● **Task details**
Copy all the material that follows, keeping every character the same.

● **Supplied data**

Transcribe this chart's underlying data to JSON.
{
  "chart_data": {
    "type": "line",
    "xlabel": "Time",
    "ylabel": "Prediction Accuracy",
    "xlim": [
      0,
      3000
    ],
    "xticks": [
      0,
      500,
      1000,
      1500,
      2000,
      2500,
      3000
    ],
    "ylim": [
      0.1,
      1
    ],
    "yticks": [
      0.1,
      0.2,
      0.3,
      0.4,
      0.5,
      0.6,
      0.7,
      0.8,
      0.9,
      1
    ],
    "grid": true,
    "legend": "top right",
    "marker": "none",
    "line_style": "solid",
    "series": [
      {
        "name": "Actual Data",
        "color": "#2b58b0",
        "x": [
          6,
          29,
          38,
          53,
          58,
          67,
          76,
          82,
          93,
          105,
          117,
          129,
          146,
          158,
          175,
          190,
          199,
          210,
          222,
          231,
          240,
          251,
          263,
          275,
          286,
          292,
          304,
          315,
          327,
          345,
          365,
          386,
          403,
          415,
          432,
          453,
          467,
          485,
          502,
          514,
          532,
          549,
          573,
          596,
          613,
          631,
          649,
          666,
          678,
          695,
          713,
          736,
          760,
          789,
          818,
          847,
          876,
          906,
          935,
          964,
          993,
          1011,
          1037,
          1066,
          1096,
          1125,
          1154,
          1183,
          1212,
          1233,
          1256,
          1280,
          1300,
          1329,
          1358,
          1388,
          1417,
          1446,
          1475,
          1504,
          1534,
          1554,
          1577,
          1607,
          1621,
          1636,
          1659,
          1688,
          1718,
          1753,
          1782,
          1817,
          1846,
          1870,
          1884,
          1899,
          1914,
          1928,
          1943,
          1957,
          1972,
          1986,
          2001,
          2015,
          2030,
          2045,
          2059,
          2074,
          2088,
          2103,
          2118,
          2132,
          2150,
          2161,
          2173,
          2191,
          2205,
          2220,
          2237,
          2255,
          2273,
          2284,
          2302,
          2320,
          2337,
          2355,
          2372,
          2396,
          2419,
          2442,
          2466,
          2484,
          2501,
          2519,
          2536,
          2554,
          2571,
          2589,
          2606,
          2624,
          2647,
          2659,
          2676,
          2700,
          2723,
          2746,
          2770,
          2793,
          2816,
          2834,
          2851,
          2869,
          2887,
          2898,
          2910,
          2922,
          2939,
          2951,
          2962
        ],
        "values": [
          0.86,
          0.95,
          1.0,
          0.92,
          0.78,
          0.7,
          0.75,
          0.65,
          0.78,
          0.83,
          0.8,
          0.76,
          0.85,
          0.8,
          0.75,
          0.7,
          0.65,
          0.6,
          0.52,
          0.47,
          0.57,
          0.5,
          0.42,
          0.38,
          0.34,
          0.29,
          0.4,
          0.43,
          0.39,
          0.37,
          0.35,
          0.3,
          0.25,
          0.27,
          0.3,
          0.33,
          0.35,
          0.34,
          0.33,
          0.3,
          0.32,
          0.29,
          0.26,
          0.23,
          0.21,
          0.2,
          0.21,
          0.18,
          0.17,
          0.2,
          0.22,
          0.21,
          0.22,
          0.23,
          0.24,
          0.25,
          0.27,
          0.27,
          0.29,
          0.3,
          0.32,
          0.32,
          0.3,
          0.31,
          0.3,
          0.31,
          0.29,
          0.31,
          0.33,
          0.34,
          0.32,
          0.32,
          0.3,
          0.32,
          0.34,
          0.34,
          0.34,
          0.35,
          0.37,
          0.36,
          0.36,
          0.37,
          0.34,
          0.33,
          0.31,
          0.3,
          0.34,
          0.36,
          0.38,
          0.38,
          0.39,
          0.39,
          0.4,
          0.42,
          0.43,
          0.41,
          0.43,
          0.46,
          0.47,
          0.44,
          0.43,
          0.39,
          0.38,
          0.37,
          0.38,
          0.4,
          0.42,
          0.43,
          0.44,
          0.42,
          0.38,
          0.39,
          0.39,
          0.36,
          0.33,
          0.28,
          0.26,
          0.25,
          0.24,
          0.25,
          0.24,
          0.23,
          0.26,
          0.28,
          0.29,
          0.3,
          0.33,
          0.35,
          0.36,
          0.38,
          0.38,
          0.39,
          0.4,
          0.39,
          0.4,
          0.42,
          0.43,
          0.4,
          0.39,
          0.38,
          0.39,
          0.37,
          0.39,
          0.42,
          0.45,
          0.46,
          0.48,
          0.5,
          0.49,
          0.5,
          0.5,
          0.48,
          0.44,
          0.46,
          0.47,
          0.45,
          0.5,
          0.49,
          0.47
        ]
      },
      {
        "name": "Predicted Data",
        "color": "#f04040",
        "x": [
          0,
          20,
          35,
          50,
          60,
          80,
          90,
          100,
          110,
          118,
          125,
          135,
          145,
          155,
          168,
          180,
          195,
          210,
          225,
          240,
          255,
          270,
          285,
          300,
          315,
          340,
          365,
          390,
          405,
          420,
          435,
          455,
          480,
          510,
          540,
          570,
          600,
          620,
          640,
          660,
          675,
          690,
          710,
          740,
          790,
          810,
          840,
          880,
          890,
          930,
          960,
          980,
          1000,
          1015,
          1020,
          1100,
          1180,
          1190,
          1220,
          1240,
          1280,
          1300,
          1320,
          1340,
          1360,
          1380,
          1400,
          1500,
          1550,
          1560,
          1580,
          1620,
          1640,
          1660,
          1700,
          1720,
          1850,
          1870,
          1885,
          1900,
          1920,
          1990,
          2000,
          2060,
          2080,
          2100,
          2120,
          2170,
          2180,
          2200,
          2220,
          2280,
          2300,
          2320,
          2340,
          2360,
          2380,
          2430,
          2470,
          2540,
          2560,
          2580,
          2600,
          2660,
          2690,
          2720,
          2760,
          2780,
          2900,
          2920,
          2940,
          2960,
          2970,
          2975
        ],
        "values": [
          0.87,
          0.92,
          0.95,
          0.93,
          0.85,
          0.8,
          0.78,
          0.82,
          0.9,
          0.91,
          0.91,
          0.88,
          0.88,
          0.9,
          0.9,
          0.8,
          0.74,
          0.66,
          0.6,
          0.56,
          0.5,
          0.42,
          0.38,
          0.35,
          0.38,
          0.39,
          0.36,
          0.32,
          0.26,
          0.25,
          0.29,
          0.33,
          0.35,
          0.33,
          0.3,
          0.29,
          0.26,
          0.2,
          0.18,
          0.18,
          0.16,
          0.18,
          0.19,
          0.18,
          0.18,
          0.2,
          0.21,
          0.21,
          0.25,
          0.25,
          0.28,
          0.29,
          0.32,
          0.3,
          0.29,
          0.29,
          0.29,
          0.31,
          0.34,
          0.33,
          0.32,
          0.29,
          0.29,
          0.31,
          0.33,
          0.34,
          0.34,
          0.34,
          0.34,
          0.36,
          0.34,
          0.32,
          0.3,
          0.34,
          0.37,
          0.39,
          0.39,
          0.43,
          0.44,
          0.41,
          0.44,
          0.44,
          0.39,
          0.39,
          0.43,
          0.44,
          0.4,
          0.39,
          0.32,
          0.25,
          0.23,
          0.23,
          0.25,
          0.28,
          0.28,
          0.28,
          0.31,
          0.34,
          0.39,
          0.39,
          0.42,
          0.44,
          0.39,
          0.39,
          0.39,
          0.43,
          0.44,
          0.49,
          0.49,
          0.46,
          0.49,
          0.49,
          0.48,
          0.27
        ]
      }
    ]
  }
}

● **Result for this exercise**
Transcribe this chart's underlying data to JSON.
{
  "chart_data": {
    "type": "line",
    "xlabel": "Time",
    "ylabel": "Prediction Accuracy",
    "xlim": [
      0,
      3000
    ],
    "xticks": [
      0,
      500,
      1000,
      1500,
      2000,
      2500,
      3000
    ],
    "ylim": [
      0.1,
      1
    ],
    "yticks": [
      0.1,
      0.2,
      0.3,
      0.4,
      0.5,
      0.6,
      0.7,
      0.8,
      0.9,
      1
    ],
    "grid": true,
    "legend": "top right",
    "marker": "none",
    "line_style": "solid",
    "series": [
      {
        "name": "Actual Data",
        "color": "#2b58b0",
        "x": [
          6,
          29,
          38,
          53,
          58,
          67,
          76,
          82,
          93,
          105,
          117,
          129,
          146,
          158,
          175,
          190,
          199,
          210,
          222,
          231,
          240,
          251,
          263,
          275,
          286,
          292,
          304,
          315,
          327,
          345,
          365,
          386,
          403,
          415,
          432,
          453,
          467,
          485,
          502,
          514,
          532,
          549,
          573,
          596,
          613,
          631,
          649,
          666,
          678,
          695,
          713,
          736,
          760,
          789,
          818,
          847,
          876,
          906,
          935,
          964,
          993,
          1011,
          1037,
          1066,
          1096,
          1125,
          1154,
          1183,
          1212,
          1233,
          1256,
          1280,
          1300,
          1329,
          1358,
          1388,
          1417,
          1446,
          1475,
          1504,
          1534,
          1554,
          1577,
          1607,
          1621,
          1636,
          1659,
          1688,
          1718,
          1753,
          1782,
          1817,
          1846,
          1870,
          1884,
          1899,
          1914,
          1928,
          1943,
          1957,
          1972,
          1986,
          2001,
          2015,
          2030,
          2045,
          2059,
          2074,
          2088,
          2103,
          2118,
          2132,
          2150,
          2161,
          2173,
          2191,
          2205,
          2220,
          2237,
          2255,
          2273,
          2284,
          2302,
          2320,
          2337,
          2355,
          2372,
          2396,
          2419,
          2442,
          2466,
          2484,
          2501,
          2519,
          2536,
          2554,
          2571,
          2589,
          2606,
          2624,
          2647,
          2659,
          2676,
          2700,
          2723,
          2746,
          2770,
          2793,
          2816,
          2834,
          2851,
          2869,
          2887,
          2898,
          2910,
          2922,
          2939,
          2951,
          2962
        ],
        "values": [
          0.86,
          0.95,
          1.0,
          0.92,
          0.78,
          0.7,
          0.75,
          0.65,
          0.78,
          0.83,
          0.8,
          0.76,
          0.85,
          0.8,
          0.75,
          0.7,
          0.65,
          0.6,
          0.52,
          0.47,
          0.57,
          0.5,
          0.42,
          0.38,
          0.34,
          0.29,
          0.4,
          0.43,
          0.39,
          0.37,
          0.35,
          0.3,
          0.25,
          0.27,
          0.3,
          0.33,
          0.35,
          0.34,
          0.33,
          0.3,
          0.32,
          0.29,
          0.26,
          0.23,
          0.21,
          0.2,
          0.21,
          0.18,
          0.17,
          0.2,
          0.22,
          0.21,
          0.22,
          0.23,
          0.24,
          0.25,
          0.27,
          0.27,
          0.29,
          0.3,
          0.32,
          0.32,
          0.3,
          0.31,
          0.3,
          0.31,
          0.29,
          0.31,
          0.33,
          0.34,
          0.32,
          0.32,
          0.3,
          0.32,
          0.34,
          0.34,
          0.34,
          0.35,
          0.37,
          0.36,
          0.36,
          0.37,
          0.34,
          0.33,
          0.31,
          0.3,
          0.34,
          0.36,
          0.38,
          0.38,
          0.39,
          0.39,
          0.4,
          0.42,
          0.43,
          0.41,
          0.43,
          0.46,
          0.47,
          0.44,
          0.43,
          0.39,
          0.38,
          0.37,
          0.38,
          0.4,
          0.42,
          0.43,
          0.44,
          0.42,
          0.38,
          0.39,
          0.39,
          0.36,
          0.33,
          0.28,
          0.26,
          0.25,
          0.24,
          0.25,
          0.24,
          0.23,
          0.26,
          0.28,
          0.29,
          0.3,
          0.33,
          0.35,
          0.36,
          0.38,
          0.38,
          0.39,
          0.4,
          0.39,
          0.4,
          0.42,
          0.43,
          0.4,
          0.39,
          0.38,
          0.39,
          0.37,
          0.39,
          0.42,
          0.45,
          0.46,
          0.48,
          0.5,
          0.49,
          0.5,
          0.5,
          0.48,
          0.44,
          0.46,
          0.47,
          0.45,
          0.5,
          0.49,
          0.47
        ]
      },
      {
        "name": "Predicted Data",
        "color": "#f04040",
        "x": [
          0,
          20,
          35,
          50,
          60,
          80,
          90,
          100,
          110,
          118,
          125,
          135,
          145,
          155,
          168,
          180,
          195,
          210,
          225,
          240,
          255,
          270,
          285,
          300,
          315,
          340,
          365,
          390,
          405,
          420,
          435,
          455,
          480,
          510,
          540,
          570,
          600,
          620,
          640,
          660,
          675,
          690,
          710,
          740,
          790,
          810,
          840,
          880,
          890,
          930,
          960,
          980,
          1000,
          1015,
          1020,
          1100,
          1180,
          1190,
          1220,
          1240,
          1280,
          1300,
          1320,
          1340,
          1360,
          1380,
          1400,
          1500,
          1550,
          1560,
          1580,
          1620,
          1640,
          1660,
          1700,
          1720,
          1850,
          1870,
          1885,
          1900,
          1920,
          1990,
          2000,
          2060,
          2080,
          2100,
          2120,
          2170,
          2180,
          2200,
          2220,
          2280,
          2300,
          2320,
          2340,
          2360,
          2380,
          2430,
          2470,
          2540,
          2560,
          2580,
          2600,
          2660,
          2690,
          2720,
          2760,
          2780,
          2900,
          2920,
          2940,
          2960,
          2970,
          2975
        ],
        "values": [
          0.87,
          0.92,
          0.95,
          0.93,
          0.85,
          0.8,
          0.78,
          0.82,
          0.9,
          0.91,
          0.91,
          0.88,
          0.88,
          0.9,
          0.9,
          0.8,
          0.74,
          0.66,
          0.6,
          0.56,
          0.5,
          0.42,
          0.38,
          0.35,
          0.38,
          0.39,
          0.36,
          0.32,
          0.26,
          0.25,
          0.29,
          0.33,
          0.35,
          0.33,
          0.3,
          0.29,
          0.26,
          0.2,
          0.18,
          0.18,
          0.16,
          0.18,
          0.19,
          0.18,
          0.18,
          0.2,
          0.21,
          0.21,
          0.25,
          0.25,
          0.28,
          0.29,
          0.32,
          0.3,
          0.29,
          0.29,
          0.29,
          0.31,
          0.34,
          0.33,
          0.32,
          0.29,
          0.29,
          0.31,
          0.33,
          0.34,
          0.34,
          0.34,
          0.34,
          0.36,
          0.34,
          0.32,
          0.3,
          0.34,
          0.37,
          0.39,
          0.39,
          0.43,
          0.44,
          0.41,
          0.44,
          0.44,
          0.39,
          0.39,
          0.43,
          0.44,
          0.4,
          0.39,
          0.32,
          0.25,
          0.23,
          0.23,
          0.25,
          0.28,
          0.28,
          0.28,
          0.31,
          0.34,
          0.39,
          0.39,
          0.42,
          0.44,
          0.39,
          0.39,
          0.39,
          0.43,
          0.44,
          0.49,
          0.49,
          0.46,
          0.49,
          0.49,
          0.48,
          0.27
        ]
      }
    ]
  }
}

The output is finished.